- [PROBLEM] Check every line below for the word "image" and show those that hold it.

-- start DATA TO PROCESS --

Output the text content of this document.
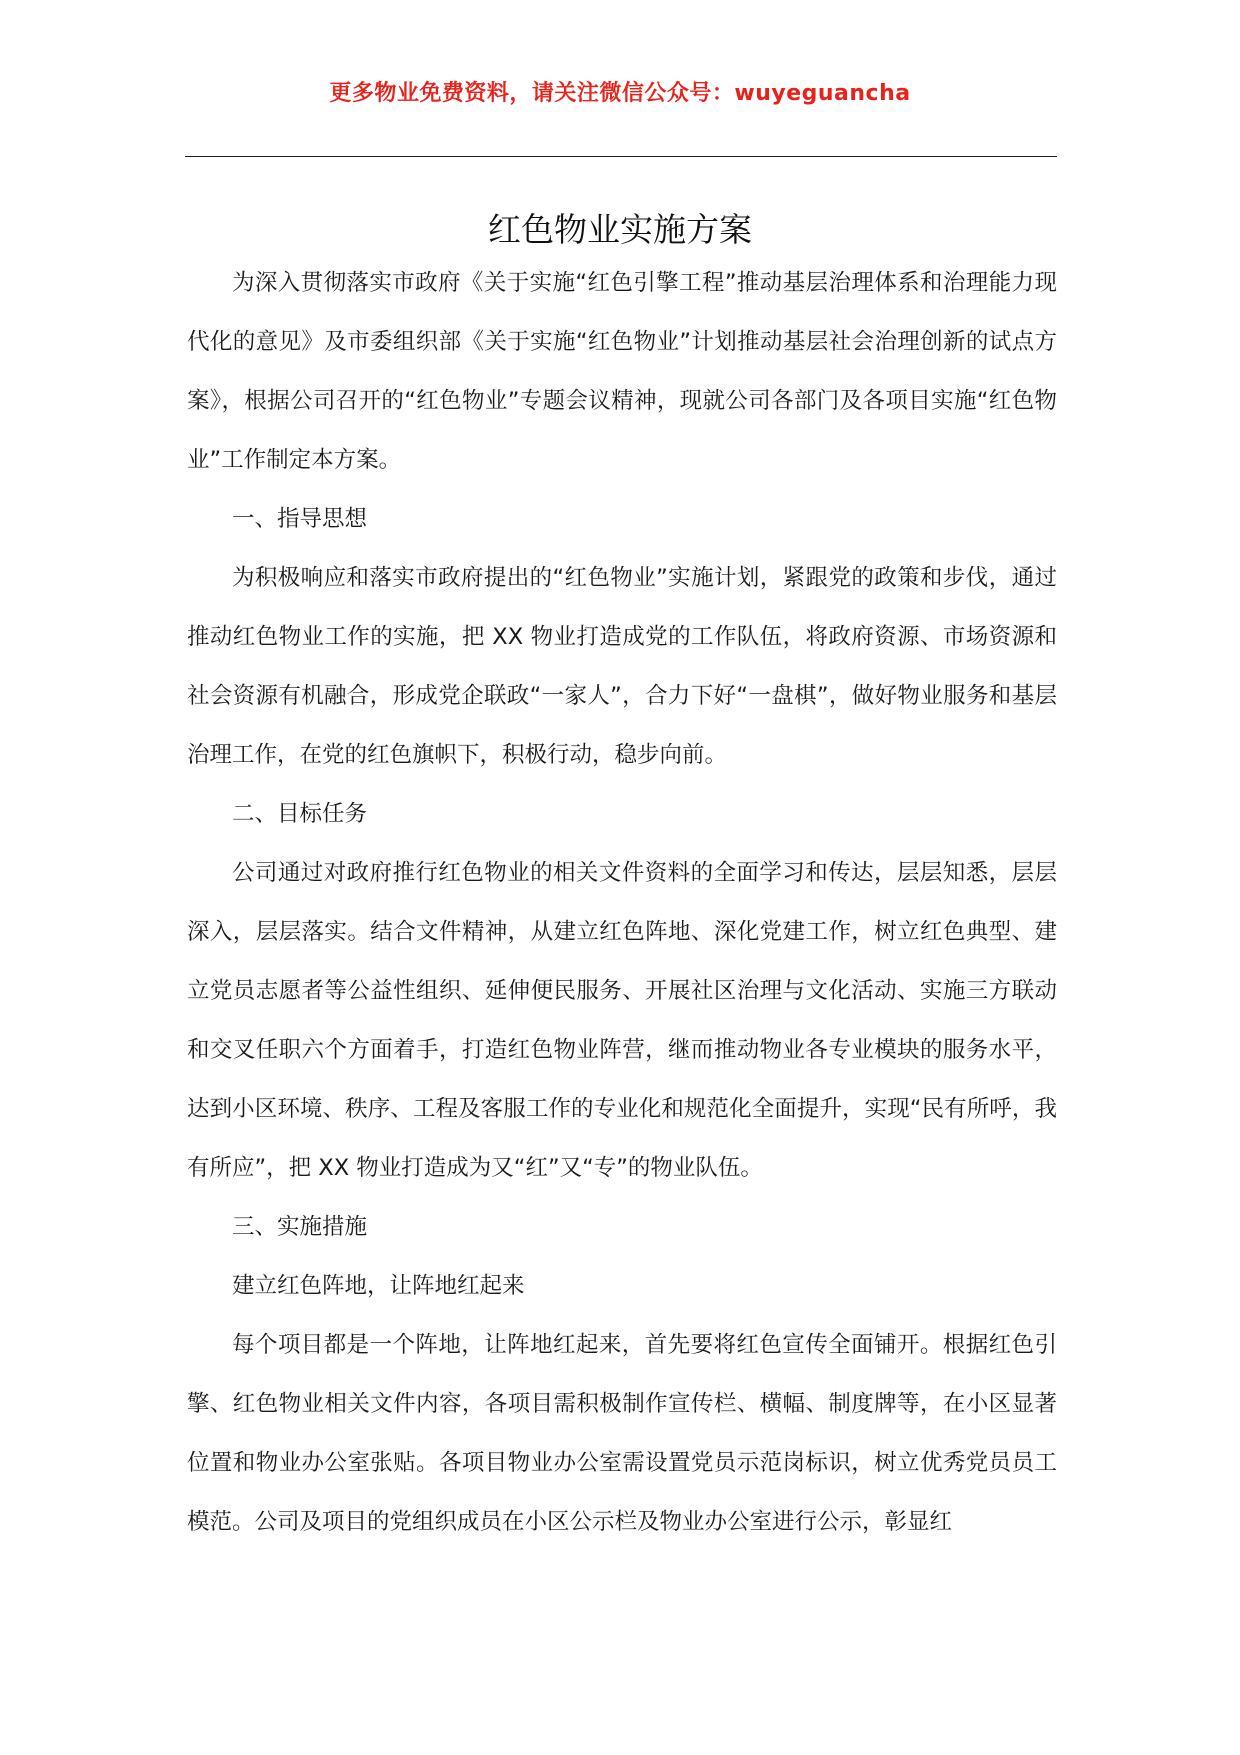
更多物业免费资料，请关注微信公众号：wuyeguancha
红色物业实施方案

为深入贯彻落实市政府《关于实施“红色引擎工程”推动基层治理体系和治理能力现代化的意见》及市委组织部《关于实施“红色物业”计划推动基层社会治理创新的试点方案》，根据公司召开的“红色物业”专题会议精神，现就公司各部门及各项目实施“红色物业”工作制定本方案。

一、指导思想

为积极响应和落实市政府提出的“红色物业”实施计划，紧跟党的政策和步伐，通过推动红色物业工作的实施，把 XX 物业打造成党的工作队伍，将政府资源、市场资源和社会资源有机融合，形成党企联政“一家人”，合力下好“一盘棋”，做好物业服务和基层治理工作，在党的红色旗帜下，积极行动，稳步向前。

二、目标任务

公司通过对政府推行红色物业的相关文件资料的全面学习和传达，层层知悉，层层深入，层层落实。结合文件精神，从建立红色阵地、深化党建工作，树立红色典型、建立党员志愿者等公益性组织、延伸便民服务、开展社区治理与文化活动、实施三方联动和交叉任职六个方面着手，打造红色物业阵营，继而推动物业各专业模块的服务水平，达到小区环境、秩序、工程及客服工作的专业化和规范化全面提升，实现“民有所呼，我有所应”，把 XX 物业打造成为又“红”又“专”的物业队伍。

三、实施措施

建立红色阵地，让阵地红起来

每个项目都是一个阵地，让阵地红起来，首先要将红色宣传全面铺开。根据红色引擎、红色物业相关文件内容，各项目需积极制作宣传栏、横幅、制度牌等，在小区显著位置和物业办公室张贴。各项目物业办公室需设置党员示范岗标识，树立优秀党员员工模范。公司及项目的党组织成员在小区公示栏及物业办公室进行公示，彰显红
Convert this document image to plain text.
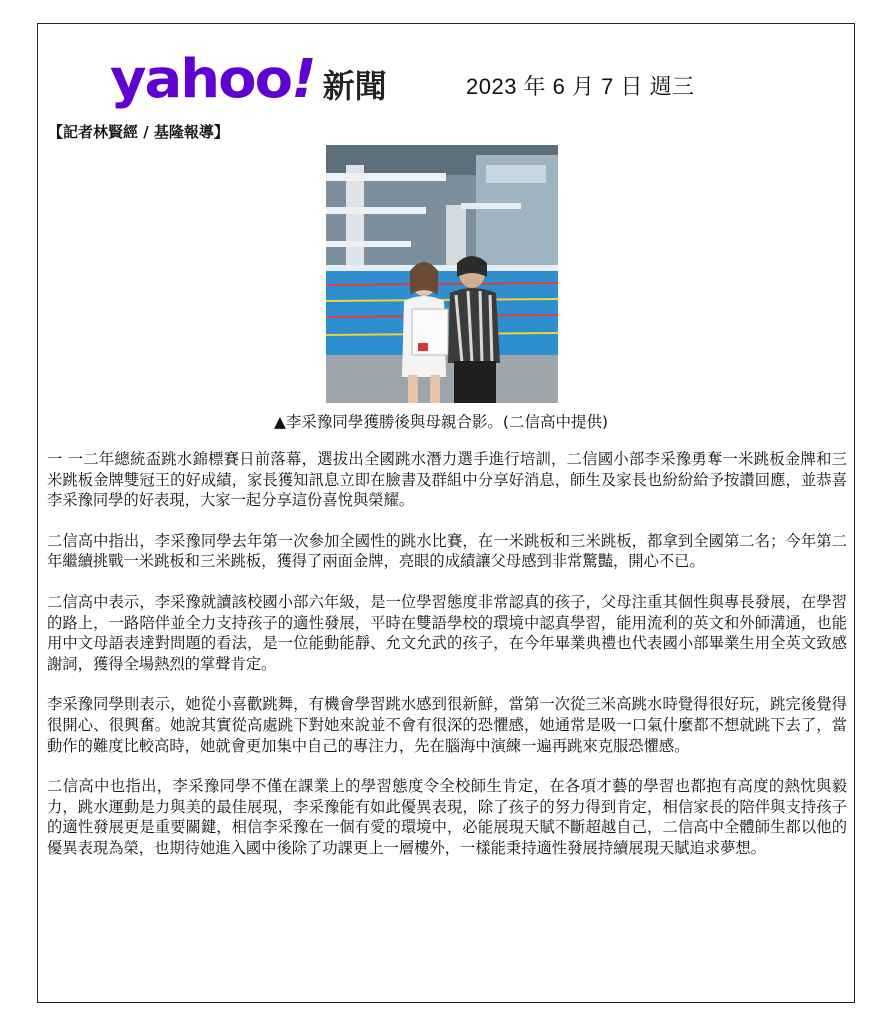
yahoo! 新聞	2023 年 6 月 7 日 週三
【記者林賢經 / 基隆報導】
▲李采豫同學獲勝後與母親合影。(二信高中提供)

一 一二年總統盃跳水錦標賽日前落幕，選拔出全國跳水潛力選手進行培訓，二信國小部李采豫勇奪一米跳板金牌和三米跳板金牌雙冠王的好成績，家長獲知訊息立即在臉書及群組中分享好消息，師生及家長也紛紛給予按讚回應，並恭喜李采豫同學的好表現，大家一起分享這份喜悅與榮耀。

二信高中指出，李采豫同學去年第一次參加全國性的跳水比賽，在一米跳板和三米跳板，都拿到全國第二名；今年第二年繼續挑戰一米跳板和三米跳板，獲得了兩面金牌，亮眼的成績讓父母感到非常驚豔，開心不已。

二信高中表示，李采豫就讀該校國小部六年級，是一位學習態度非常認真的孩子，父母注重其個性與專長發展，在學習的路上，一路陪伴並全力支持孩子的適性發展，平時在雙語學校的環境中認真學習，能用流利的英文和外師溝通，也能用中文母語表達對問題的看法，是一位能動能靜、允文允武的孩子，在今年畢業典禮也代表國小部畢業生用全英文致感謝詞，獲得全場熱烈的掌聲肯定。

李采豫同學則表示，她從小喜歡跳舞，有機會學習跳水感到很新鮮，當第一次從三米高跳水時覺得很好玩，跳完後覺得很開心、很興奮。她說其實從高處跳下對她來說並不會有很深的恐懼感，她通常是吸一口氣什麼都不想就跳下去了，當動作的難度比較高時，她就會更加集中自己的專注力，先在腦海中演練一遍再跳來克服恐懼感。

二信高中也指出，李采豫同學不僅在課業上的學習態度令全校師生肯定，在各項才藝的學習也都抱有高度的熱忱與毅力，跳水運動是力與美的最佳展現，李采豫能有如此優異表現，除了孩子的努力得到肯定，相信家長的陪伴與支持孩子的適性發展更是重要關鍵，相信李采豫在一個有愛的環境中，必能展現天賦不斷超越自己，二信高中全體師生都以他的優異表現為榮，也期待她進入國中後除了功課更上一層樓外，一樣能秉持適性發展持續展現天賦追求夢想。
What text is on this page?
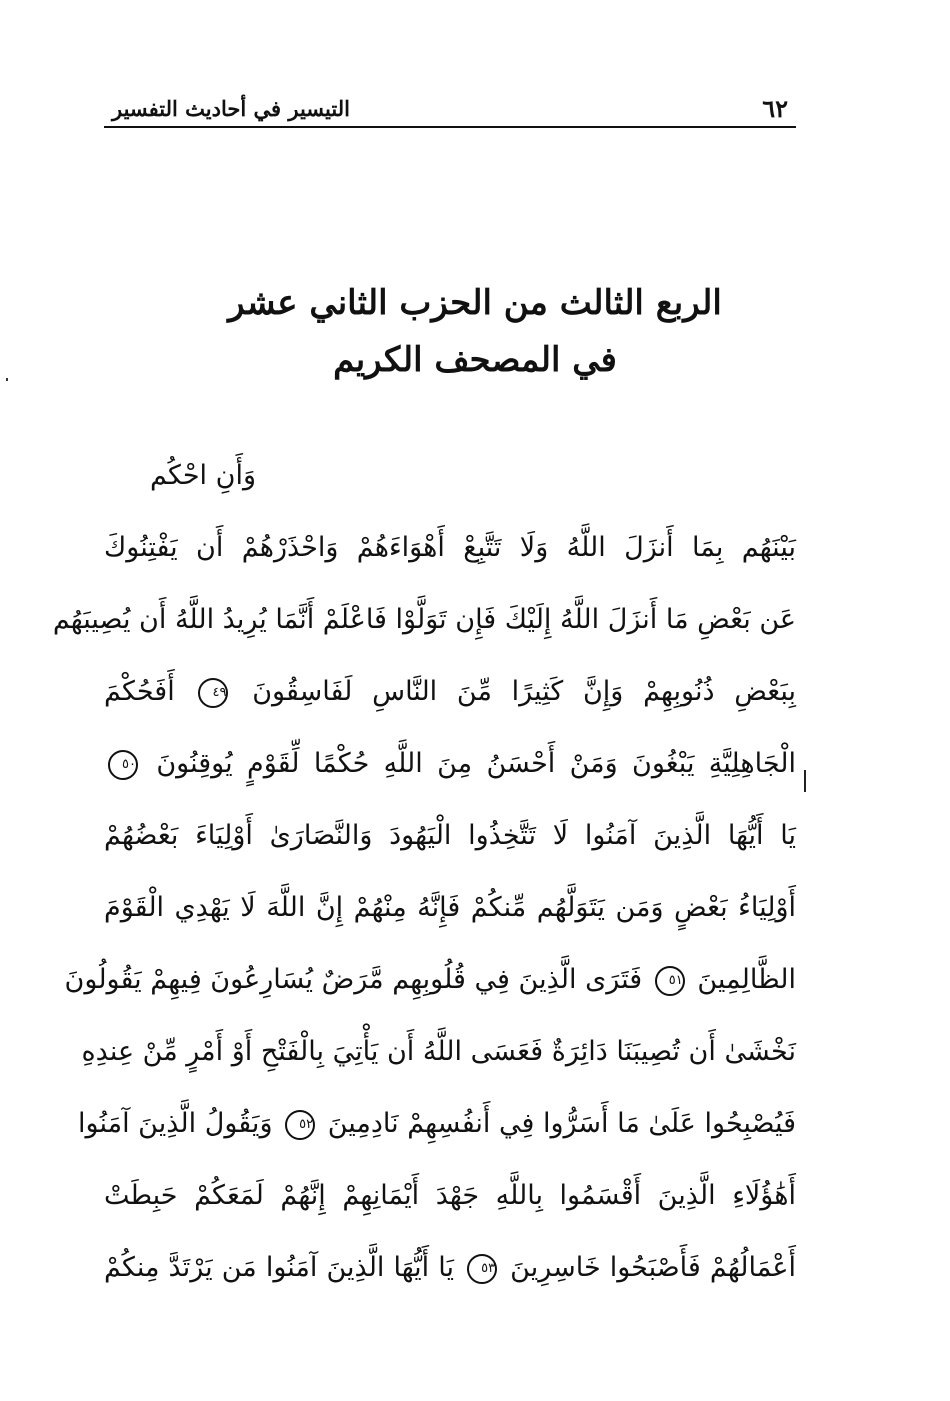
٦٢
التيسير في أحاديث التفسير
الربع الثالث من الحزب الثاني عشر
في المصحف الكريم
وَأَنِ احْكُم
بَيْنَهُم بِمَا أَنزَلَ اللَّهُ وَلَا تَتَّبِعْ أَهْوَاءَهُمْ وَاحْذَرْهُمْ أَن يَفْتِنُوكَ
عَن بَعْضِ مَا أَنزَلَ اللَّهُ إِلَيْكَ فَإِن تَوَلَّوْا فَاعْلَمْ أَنَّمَا يُرِيدُ اللَّهُ أَن يُصِيبَهُم
بِبَعْضِ ذُنُوبِهِمْ وَإِنَّ كَثِيرًا مِّنَ النَّاسِ لَفَاسِقُونَ ٤٩ أَفَحُكْمَ
الْجَاهِلِيَّةِ يَبْغُونَ وَمَنْ أَحْسَنُ مِنَ اللَّهِ حُكْمًا لِّقَوْمٍ يُوقِنُونَ ٥٠
يَا أَيُّهَا الَّذِينَ آمَنُوا لَا تَتَّخِذُوا الْيَهُودَ وَالنَّصَارَىٰ أَوْلِيَاءَ بَعْضُهُمْ
أَوْلِيَاءُ بَعْضٍ وَمَن يَتَوَلَّهُم مِّنكُمْ فَإِنَّهُ مِنْهُمْ إِنَّ اللَّهَ لَا يَهْدِي الْقَوْمَ
الظَّالِمِينَ ٥١ فَتَرَى الَّذِينَ فِي قُلُوبِهِم مَّرَضٌ يُسَارِعُونَ فِيهِمْ يَقُولُونَ
نَخْشَىٰ أَن تُصِيبَنَا دَائِرَةٌ فَعَسَى اللَّهُ أَن يَأْتِيَ بِالْفَتْحِ أَوْ أَمْرٍ مِّنْ عِندِهِ
فَيُصْبِحُوا عَلَىٰ مَا أَسَرُّوا فِي أَنفُسِهِمْ نَادِمِينَ ٥٢ وَيَقُولُ الَّذِينَ آمَنُوا
أَهَٰؤُلَاءِ الَّذِينَ أَقْسَمُوا بِاللَّهِ جَهْدَ أَيْمَانِهِمْ إِنَّهُمْ لَمَعَكُمْ حَبِطَتْ
أَعْمَالُهُمْ فَأَصْبَحُوا خَاسِرِينَ ٥٣ يَا أَيُّهَا الَّذِينَ آمَنُوا مَن يَرْتَدَّ مِنكُمْ
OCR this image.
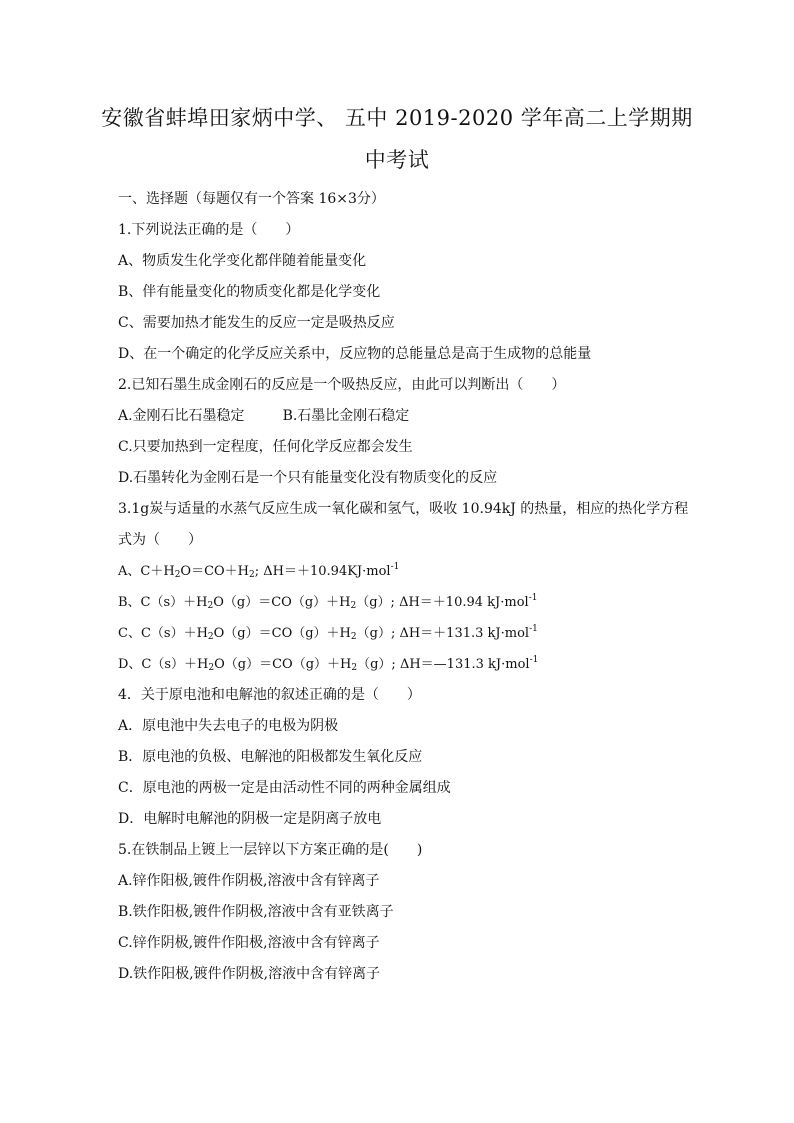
安徽省蚌埠田家炳中学、 五中 2019-2020 学年高二上学期期
中考试
一、选择题（每题仅有一个答案 16×3分）
1.下列说法正确的是（　　）
A、物质发生化学变化都伴随着能量变化
B、伴有能量变化的物质变化都是化学变化
C、需要加热才能发生的反应一定是吸热反应
D、在一个确定的化学反应关系中，反应物的总能量总是高于生成物的总能量
2.已知石墨生成金刚石的反应是一个吸热反应，由此可以判断出（　　）
A.金刚石比石墨稳定	B.石墨比金刚石稳定
C.只要加热到一定程度，任何化学反应都会发生
D.石墨转化为金刚石是一个只有能量变化没有物质变化的反应
3.1g炭与适量的水蒸气反应生成一氧化碳和氢气，吸收 10.94kJ 的热量，相应的热化学方程
式为（　　）
A、$C+H_2O=CO+H_2$; ΔH＝＋10.94KJ·mol$^{-1}$
B、$C(s)+H_2O(g)=CO(g)+H_2(g)$; ΔH＝＋10.94 kJ·mol$^{-1}$
C、$C(s)+H_2O(g)=CO(g)+H_2(g)$; ΔH＝＋131.3 kJ·mol$^{-1}$
D、$C(s)+H_2O(g)=CO(g)+H_2(g)$; ΔH＝—131.3 kJ·mol$^{-1}$
4．关于原电池和电解池的叙述正确的是（　　）
A．原电池中失去电子的电极为阴极
B．原电池的负极、电解池的阳极都发生氧化反应
C．原电池的两极一定是由活动性不同的两种金属组成
D．电解时电解池的阴极一定是阴离子放电
5.在铁制品上镀上一层锌以下方案正确的是(　　)
A.锌作阳极,镀件作阴极,溶液中含有锌离子
B.铁作阳极,镀件作阴极,溶液中含有亚铁离子
C.锌作阴极,镀件作阳极,溶液中含有锌离子
D.铁作阳极,镀件作阴极,溶液中含有锌离子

-- end DATA TO PROCESS --

- [EXERCISE OUTPUT]
Convert this document image to plain text.
OCR this image.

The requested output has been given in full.